> **Instruction**:
Find every line in the records below that holds the word "color" and copy it.

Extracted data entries
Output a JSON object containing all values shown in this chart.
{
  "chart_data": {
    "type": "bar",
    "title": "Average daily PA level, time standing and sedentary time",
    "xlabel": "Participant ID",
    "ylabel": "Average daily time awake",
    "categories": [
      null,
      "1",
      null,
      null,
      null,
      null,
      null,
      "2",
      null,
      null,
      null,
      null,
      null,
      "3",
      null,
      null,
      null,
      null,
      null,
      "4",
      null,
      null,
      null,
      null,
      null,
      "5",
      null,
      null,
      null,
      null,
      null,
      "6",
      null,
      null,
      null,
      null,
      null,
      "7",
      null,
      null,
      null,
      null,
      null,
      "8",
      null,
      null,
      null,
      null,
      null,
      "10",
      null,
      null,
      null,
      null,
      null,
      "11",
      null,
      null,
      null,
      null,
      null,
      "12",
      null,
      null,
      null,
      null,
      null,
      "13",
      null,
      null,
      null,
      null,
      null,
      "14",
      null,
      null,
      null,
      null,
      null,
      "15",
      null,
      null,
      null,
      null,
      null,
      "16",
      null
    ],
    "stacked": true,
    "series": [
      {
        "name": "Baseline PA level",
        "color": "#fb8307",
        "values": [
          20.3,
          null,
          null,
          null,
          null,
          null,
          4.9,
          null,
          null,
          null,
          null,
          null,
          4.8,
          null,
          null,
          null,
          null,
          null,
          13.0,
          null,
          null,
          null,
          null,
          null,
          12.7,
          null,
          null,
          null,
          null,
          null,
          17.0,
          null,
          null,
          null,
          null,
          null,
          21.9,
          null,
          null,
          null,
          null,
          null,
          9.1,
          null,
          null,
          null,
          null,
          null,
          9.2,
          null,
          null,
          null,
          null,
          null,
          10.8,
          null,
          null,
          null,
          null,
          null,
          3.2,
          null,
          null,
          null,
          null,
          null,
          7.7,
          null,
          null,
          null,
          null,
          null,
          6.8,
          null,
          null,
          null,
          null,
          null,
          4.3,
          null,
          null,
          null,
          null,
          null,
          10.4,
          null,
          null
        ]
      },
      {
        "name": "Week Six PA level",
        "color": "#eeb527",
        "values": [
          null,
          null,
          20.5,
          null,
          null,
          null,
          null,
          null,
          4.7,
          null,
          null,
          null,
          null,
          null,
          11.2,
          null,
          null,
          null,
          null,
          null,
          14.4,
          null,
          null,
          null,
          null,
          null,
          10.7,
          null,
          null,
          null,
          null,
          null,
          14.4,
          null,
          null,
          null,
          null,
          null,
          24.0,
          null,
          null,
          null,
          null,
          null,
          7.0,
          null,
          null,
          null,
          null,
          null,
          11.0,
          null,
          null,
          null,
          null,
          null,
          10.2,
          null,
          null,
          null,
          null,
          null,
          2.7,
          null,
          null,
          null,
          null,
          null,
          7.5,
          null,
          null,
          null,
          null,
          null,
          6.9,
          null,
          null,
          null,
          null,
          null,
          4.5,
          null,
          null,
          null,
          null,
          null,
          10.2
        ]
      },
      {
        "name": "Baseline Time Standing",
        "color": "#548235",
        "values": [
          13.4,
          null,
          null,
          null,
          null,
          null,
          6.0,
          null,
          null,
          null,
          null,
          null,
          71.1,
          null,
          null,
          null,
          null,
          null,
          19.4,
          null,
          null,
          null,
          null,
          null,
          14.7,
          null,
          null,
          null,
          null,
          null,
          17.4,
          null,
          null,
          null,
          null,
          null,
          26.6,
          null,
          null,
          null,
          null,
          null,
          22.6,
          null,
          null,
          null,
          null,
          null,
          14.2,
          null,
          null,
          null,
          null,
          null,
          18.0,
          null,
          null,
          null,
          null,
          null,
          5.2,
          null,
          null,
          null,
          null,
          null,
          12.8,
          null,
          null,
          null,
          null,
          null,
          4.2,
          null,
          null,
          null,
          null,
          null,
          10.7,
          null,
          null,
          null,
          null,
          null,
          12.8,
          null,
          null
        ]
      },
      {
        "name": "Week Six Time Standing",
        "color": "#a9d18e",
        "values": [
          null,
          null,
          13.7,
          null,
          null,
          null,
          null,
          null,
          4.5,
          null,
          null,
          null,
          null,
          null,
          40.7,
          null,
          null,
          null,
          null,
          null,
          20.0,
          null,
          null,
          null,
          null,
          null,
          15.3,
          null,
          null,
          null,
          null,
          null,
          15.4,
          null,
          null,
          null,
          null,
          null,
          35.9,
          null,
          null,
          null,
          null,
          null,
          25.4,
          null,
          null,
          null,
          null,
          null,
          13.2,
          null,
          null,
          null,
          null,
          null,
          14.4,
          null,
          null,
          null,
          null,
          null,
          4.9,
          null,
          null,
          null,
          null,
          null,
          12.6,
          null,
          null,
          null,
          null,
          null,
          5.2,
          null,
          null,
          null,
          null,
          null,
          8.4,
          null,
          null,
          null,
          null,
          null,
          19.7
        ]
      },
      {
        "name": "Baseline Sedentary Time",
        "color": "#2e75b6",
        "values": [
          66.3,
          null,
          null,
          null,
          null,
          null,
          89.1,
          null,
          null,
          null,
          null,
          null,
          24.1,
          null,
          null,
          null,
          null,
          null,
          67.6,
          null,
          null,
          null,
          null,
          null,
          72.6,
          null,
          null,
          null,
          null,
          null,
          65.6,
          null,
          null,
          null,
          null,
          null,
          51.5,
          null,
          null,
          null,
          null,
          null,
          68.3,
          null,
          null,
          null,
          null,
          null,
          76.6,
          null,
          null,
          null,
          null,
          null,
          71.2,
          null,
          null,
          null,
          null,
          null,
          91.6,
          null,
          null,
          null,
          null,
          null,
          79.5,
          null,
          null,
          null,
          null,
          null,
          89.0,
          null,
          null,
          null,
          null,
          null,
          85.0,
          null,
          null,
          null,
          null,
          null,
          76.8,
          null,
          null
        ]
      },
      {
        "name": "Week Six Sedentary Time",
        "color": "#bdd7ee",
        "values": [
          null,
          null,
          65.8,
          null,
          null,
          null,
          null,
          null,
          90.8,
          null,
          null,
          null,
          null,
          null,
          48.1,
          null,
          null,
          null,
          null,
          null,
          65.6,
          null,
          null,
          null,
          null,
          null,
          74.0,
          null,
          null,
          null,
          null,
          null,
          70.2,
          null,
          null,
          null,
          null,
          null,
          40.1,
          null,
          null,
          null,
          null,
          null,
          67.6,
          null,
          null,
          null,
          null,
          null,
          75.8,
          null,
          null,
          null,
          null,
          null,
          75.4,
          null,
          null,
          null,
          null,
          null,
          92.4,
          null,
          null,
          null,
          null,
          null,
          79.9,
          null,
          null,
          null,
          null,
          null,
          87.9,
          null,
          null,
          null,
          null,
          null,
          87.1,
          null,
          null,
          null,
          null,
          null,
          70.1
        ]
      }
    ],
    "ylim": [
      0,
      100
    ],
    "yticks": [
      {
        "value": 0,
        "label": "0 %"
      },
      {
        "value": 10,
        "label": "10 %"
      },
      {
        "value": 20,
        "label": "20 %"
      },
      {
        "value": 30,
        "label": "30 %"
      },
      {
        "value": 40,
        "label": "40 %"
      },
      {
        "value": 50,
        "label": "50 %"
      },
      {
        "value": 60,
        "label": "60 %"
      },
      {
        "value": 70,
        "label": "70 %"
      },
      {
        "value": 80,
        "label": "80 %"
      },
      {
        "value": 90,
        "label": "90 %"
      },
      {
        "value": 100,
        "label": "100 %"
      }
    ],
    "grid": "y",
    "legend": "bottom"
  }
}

> **Result below**:
        "color": "#fb8307",
        "color": "#eeb527",
        "color": "#548235",
        "color": "#a9d18e",
        "color": "#2e75b6",
        "color": "#bdd7ee",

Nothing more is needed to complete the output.